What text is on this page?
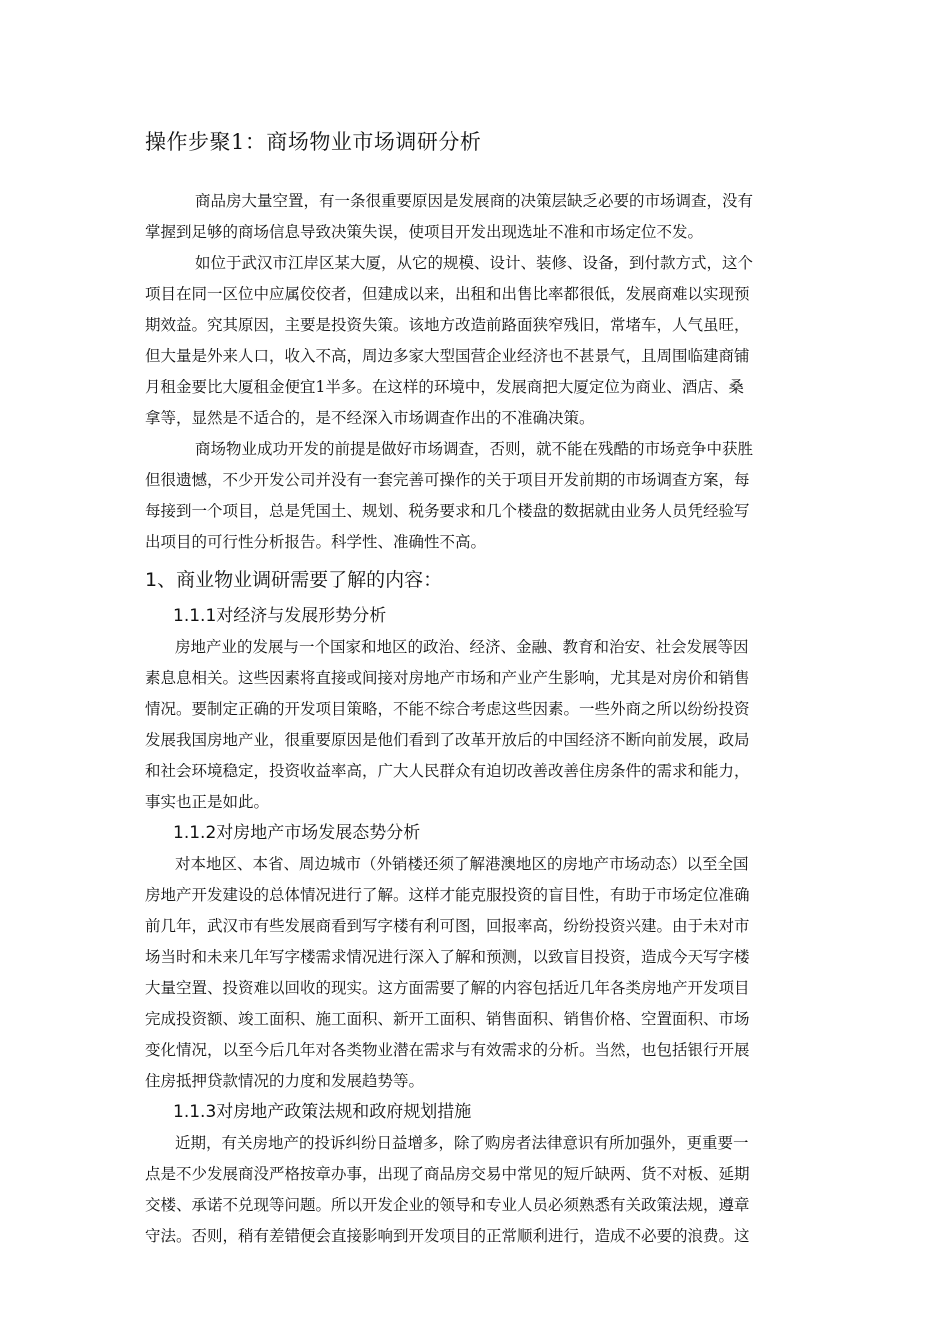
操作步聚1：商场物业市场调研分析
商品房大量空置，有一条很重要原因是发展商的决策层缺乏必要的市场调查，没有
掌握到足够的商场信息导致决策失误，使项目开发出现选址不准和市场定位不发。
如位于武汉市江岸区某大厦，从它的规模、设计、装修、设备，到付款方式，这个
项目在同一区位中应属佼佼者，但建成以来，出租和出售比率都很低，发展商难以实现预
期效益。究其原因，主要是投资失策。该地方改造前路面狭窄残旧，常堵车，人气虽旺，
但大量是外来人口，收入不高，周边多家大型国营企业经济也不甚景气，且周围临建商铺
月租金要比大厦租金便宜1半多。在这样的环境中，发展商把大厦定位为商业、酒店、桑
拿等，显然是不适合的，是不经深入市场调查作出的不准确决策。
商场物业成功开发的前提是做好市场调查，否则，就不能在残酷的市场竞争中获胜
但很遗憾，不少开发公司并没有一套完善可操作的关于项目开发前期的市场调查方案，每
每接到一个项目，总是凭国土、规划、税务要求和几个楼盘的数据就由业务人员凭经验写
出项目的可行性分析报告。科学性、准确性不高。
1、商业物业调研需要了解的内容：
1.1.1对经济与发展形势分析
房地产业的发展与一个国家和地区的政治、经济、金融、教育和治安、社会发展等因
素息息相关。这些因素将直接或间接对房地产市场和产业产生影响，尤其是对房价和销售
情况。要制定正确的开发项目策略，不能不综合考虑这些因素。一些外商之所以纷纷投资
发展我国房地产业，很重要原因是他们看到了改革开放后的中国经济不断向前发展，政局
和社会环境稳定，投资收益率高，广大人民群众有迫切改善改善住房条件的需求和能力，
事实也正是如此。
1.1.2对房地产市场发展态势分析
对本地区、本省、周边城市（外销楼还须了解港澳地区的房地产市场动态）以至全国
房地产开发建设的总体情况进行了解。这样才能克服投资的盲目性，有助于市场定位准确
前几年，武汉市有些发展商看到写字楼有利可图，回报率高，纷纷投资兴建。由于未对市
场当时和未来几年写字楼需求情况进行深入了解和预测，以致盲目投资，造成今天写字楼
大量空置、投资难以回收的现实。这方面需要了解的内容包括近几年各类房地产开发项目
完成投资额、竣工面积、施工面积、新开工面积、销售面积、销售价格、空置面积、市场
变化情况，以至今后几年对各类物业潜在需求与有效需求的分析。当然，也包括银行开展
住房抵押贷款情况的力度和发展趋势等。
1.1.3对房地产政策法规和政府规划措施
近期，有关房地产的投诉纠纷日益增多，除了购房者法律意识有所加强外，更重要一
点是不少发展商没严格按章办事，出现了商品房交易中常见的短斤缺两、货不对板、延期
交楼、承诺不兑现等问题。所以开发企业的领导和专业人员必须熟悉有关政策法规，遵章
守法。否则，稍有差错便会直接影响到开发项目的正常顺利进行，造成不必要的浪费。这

==

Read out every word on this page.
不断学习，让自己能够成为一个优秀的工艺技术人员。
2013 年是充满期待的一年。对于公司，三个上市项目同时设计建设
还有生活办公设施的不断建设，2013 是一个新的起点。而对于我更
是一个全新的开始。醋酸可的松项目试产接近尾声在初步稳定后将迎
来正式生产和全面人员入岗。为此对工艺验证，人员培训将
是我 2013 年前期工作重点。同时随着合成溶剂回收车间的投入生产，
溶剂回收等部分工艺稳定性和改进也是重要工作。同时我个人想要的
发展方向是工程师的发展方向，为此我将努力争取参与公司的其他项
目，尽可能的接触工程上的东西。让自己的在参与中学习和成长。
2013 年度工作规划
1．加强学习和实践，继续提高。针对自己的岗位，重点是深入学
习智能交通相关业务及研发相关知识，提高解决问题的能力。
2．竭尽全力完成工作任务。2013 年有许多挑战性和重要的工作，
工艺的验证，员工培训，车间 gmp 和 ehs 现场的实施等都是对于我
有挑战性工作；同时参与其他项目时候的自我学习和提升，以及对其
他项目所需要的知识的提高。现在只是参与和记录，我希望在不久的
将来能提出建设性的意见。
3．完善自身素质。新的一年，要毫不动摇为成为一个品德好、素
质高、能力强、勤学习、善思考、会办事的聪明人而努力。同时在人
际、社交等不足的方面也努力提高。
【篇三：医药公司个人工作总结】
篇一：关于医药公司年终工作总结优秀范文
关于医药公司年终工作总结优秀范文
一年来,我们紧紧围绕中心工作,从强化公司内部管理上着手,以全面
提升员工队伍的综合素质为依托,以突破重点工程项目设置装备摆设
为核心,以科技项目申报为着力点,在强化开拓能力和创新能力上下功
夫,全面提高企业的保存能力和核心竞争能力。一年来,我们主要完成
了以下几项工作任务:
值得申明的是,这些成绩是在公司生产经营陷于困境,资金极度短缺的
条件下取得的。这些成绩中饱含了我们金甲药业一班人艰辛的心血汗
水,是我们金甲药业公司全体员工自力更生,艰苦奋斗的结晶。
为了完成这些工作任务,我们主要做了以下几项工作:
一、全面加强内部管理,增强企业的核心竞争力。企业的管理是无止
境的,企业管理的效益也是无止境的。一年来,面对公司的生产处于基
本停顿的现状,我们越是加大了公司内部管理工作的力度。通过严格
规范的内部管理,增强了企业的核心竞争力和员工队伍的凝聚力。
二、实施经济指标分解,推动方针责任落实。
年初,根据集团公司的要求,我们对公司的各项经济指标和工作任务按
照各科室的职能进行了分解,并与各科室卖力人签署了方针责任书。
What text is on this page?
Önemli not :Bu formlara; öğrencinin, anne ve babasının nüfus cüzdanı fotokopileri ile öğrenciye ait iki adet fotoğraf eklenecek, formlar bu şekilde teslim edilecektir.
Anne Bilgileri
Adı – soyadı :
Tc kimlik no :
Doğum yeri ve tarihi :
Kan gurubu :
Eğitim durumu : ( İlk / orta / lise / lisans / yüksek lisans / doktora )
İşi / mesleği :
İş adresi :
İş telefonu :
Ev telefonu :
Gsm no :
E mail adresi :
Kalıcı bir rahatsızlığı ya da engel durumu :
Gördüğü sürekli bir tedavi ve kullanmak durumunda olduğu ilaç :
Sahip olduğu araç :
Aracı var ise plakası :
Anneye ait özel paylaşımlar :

**Required task:** Count how many lines above include the word "olduğu" and answer with that figure only.

**Answer for this exercise:** 2